VOEU co-présenté par les groupes Ecologie et Solidarité et Communiste et Républicain lors de la session plénière du 14 avril 2023.
VOEU rejeté.
TEXTE du VOEU
En décembre 2021, le gouvernement a décidé d’engager concrètement le projet d’autoroute A 154 en lançant l’appel d’offres pour la mise en concession, avec une mise en service prévue pour 2030.
Il s’agit d’un projet ancien qui n’a cessé de faire débat depuis de nombreuses années. Si ce projet est soutenu par l’essentiel des parlementaires d’Eure-et-Loir, par l’exécutif du Conseil départemental et par des élu.es des agglomérations de Chartres et de Dreux, il est contesté par nombre d’habitant.es, et d’élu.es locaux, par les collectifs citoyens ou bien encore par le député de la première circonscription d’Eure-et-Loir. Ce refus a été notamment exprimé par des pétitions, des manifestations, des recours administratifs, une saisine citoyenne du CESER… La mise en place d’un comité de suivi par la Préfecture d’Eure-et-Loir a confirmé les craintes des opposants. Presque cinq ans après la Déclaration d’Utilité Publique, l’accélération du dérèglement climatique, le développement du stress hydrique et la crise énergétique devraient exiger de reconsidérer un choix de l’ancien monde qui était déjà contestable. Quatre raisons principales subsistent concernant la nocivité de ce projet.
◆ ◆ ◆
_Tâches à réaliser:_
1 – Traduisez en anglais cette phrase du vœu sur l'A 154 : « En décembre 2021, le gouvernement a décidé d’engager concrètement le projet d’autoroute A 154 en lançant l’appel d’offres pour la mise en concession, avec une mise en service prévue pour 2030. »
2 – Répondez à ces questions sur le vœu sur l'A 154 :
(a) Lors de quelle session plénière le vœu a-t-il été co-présenté ?
(b) Pour quelle année la mise en service de l'autoroute est-elle prévue ?
(c) Quelle autorité a mis en place un comité de suivi ?
Les enregistrements qui suivent proviennent d'une autre source.

(Enregistrements issus d'une source de données)
◆ ◆ ◆
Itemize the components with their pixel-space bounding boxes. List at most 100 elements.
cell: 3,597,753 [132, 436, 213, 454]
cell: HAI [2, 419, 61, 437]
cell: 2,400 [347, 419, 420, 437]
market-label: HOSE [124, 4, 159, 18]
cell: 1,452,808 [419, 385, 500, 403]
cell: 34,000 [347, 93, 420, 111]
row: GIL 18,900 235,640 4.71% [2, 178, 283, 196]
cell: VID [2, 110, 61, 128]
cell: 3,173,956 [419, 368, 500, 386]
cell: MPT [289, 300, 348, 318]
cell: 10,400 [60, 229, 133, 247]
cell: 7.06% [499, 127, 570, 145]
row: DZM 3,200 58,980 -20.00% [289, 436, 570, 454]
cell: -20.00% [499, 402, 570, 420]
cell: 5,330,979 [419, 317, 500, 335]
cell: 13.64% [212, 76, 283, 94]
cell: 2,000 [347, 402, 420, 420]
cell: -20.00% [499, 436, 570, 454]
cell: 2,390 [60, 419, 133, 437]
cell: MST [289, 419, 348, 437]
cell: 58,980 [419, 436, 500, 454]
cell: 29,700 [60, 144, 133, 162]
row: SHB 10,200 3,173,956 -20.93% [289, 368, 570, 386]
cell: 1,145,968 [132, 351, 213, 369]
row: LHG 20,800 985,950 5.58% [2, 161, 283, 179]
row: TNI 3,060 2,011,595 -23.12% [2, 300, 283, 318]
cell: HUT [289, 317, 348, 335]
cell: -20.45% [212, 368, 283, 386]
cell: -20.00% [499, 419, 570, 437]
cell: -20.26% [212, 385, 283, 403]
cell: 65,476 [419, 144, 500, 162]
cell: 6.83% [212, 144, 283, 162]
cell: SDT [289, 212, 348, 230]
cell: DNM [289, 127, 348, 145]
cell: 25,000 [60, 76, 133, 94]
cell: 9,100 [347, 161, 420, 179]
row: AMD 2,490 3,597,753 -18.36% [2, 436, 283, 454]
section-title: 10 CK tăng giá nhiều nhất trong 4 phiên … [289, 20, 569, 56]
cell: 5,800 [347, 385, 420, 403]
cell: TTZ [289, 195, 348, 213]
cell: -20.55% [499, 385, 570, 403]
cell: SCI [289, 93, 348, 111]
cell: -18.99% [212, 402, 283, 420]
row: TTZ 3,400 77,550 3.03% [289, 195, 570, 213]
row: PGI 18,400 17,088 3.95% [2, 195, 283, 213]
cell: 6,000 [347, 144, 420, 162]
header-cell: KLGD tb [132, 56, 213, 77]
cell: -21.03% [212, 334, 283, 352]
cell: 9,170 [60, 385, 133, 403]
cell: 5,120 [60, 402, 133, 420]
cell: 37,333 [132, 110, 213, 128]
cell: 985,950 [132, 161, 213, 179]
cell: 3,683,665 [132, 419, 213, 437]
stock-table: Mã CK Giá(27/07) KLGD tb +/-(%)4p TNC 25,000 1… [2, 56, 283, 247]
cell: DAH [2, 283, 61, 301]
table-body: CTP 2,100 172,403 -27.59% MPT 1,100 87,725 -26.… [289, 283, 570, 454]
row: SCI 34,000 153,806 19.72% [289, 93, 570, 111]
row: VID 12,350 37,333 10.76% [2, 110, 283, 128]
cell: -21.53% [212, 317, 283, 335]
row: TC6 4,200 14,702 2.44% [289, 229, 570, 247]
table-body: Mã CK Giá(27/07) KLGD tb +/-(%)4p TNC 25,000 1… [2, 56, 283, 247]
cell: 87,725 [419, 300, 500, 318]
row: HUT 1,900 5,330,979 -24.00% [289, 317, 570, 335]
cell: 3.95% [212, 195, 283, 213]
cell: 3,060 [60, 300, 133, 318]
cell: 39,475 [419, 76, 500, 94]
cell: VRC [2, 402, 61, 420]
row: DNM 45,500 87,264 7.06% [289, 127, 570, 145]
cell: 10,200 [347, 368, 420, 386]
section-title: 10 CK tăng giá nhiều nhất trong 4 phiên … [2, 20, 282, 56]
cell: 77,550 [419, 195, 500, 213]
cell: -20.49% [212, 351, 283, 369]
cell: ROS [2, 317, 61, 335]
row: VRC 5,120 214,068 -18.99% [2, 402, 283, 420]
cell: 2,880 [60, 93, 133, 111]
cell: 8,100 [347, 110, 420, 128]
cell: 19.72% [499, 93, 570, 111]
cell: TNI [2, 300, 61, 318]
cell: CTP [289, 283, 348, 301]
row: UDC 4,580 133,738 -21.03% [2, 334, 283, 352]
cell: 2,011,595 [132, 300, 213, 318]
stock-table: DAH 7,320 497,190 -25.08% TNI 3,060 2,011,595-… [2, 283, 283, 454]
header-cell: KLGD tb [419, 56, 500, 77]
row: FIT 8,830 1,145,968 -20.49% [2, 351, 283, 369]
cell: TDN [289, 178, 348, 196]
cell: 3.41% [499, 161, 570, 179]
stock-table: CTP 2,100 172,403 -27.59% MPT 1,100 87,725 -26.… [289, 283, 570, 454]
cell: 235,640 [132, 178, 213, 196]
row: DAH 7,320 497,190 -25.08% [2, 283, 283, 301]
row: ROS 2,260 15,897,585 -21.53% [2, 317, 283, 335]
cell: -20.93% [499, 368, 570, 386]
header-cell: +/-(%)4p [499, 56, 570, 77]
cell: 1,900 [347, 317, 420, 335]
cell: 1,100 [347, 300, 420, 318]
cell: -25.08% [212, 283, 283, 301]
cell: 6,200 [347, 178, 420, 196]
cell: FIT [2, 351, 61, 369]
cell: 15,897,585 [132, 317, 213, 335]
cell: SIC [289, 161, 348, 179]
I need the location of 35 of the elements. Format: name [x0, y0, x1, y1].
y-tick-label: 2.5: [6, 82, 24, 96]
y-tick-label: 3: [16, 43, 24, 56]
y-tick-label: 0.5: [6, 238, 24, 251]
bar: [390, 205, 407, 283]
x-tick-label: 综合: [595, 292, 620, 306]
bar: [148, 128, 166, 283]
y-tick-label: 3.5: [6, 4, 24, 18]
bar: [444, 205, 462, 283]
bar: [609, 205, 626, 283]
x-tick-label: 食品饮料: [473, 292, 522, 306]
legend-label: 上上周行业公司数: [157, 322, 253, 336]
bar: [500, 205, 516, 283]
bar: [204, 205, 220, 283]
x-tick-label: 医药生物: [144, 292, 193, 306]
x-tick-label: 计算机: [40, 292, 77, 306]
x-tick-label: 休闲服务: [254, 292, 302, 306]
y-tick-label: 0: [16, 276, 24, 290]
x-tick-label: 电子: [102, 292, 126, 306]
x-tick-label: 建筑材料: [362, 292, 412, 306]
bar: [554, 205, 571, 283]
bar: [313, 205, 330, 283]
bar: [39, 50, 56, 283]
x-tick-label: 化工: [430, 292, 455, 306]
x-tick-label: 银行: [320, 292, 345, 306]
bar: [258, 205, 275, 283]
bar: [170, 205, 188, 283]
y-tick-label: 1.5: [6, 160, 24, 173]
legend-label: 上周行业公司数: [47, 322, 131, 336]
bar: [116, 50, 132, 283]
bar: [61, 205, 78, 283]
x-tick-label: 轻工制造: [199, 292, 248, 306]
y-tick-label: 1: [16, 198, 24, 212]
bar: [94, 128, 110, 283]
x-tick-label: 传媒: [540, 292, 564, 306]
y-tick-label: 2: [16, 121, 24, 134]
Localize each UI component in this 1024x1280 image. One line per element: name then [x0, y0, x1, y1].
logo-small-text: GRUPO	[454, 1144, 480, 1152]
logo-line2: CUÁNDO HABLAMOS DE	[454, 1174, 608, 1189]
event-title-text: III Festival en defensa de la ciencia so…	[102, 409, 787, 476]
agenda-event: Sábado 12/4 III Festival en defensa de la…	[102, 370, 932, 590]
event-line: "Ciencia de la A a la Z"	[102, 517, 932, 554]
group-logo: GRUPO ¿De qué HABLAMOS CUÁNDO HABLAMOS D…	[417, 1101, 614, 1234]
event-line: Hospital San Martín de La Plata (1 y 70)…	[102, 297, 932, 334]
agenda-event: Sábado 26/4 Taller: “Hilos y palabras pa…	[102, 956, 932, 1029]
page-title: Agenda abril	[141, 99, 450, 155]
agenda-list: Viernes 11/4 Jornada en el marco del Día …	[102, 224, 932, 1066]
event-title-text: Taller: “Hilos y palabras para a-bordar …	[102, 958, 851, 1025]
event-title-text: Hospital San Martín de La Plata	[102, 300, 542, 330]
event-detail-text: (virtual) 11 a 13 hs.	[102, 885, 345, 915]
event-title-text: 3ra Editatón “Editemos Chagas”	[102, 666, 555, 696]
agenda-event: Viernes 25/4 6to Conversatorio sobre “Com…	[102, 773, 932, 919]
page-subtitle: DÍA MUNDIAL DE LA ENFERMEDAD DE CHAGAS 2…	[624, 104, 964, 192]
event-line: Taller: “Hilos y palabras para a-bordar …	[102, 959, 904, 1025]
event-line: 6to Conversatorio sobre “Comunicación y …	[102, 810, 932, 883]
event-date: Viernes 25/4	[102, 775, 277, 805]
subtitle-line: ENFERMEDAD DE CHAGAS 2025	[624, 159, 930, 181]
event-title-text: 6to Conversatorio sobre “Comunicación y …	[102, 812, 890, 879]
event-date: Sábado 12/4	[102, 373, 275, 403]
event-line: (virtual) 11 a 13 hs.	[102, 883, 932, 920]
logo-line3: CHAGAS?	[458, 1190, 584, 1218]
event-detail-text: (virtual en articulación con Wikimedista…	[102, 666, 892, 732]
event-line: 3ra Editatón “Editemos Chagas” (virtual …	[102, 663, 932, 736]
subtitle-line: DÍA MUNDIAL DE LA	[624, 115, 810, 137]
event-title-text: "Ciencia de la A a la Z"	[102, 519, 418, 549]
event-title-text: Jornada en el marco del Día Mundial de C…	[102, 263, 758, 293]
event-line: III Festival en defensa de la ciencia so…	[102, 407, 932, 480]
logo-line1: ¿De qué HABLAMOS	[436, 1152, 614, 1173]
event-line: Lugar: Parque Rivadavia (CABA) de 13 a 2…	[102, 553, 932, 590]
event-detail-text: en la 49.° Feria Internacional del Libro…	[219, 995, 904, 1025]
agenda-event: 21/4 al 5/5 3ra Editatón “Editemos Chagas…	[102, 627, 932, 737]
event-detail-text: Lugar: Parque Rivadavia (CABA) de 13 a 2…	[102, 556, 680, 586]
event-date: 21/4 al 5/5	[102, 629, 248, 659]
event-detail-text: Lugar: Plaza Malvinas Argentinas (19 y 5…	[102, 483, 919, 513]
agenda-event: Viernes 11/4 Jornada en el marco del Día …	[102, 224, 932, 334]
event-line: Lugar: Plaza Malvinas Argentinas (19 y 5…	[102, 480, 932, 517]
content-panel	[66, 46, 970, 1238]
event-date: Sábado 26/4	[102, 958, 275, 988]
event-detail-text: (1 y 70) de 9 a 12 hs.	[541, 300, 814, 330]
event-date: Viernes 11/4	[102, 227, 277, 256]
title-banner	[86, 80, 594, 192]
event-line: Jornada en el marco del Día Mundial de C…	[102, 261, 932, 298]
◆ ◆ ◆
_Résultats:_
1 – In December 2021, the government decided to move forward concretely with the A 154 highway project by launching the call for tenders to award the concession, with entry into service planned for 2030.

2 –
(a) La session plénière du 14 avril 2023.
(b) 2030.
(c) La Préfecture d'Eure-et-Loir.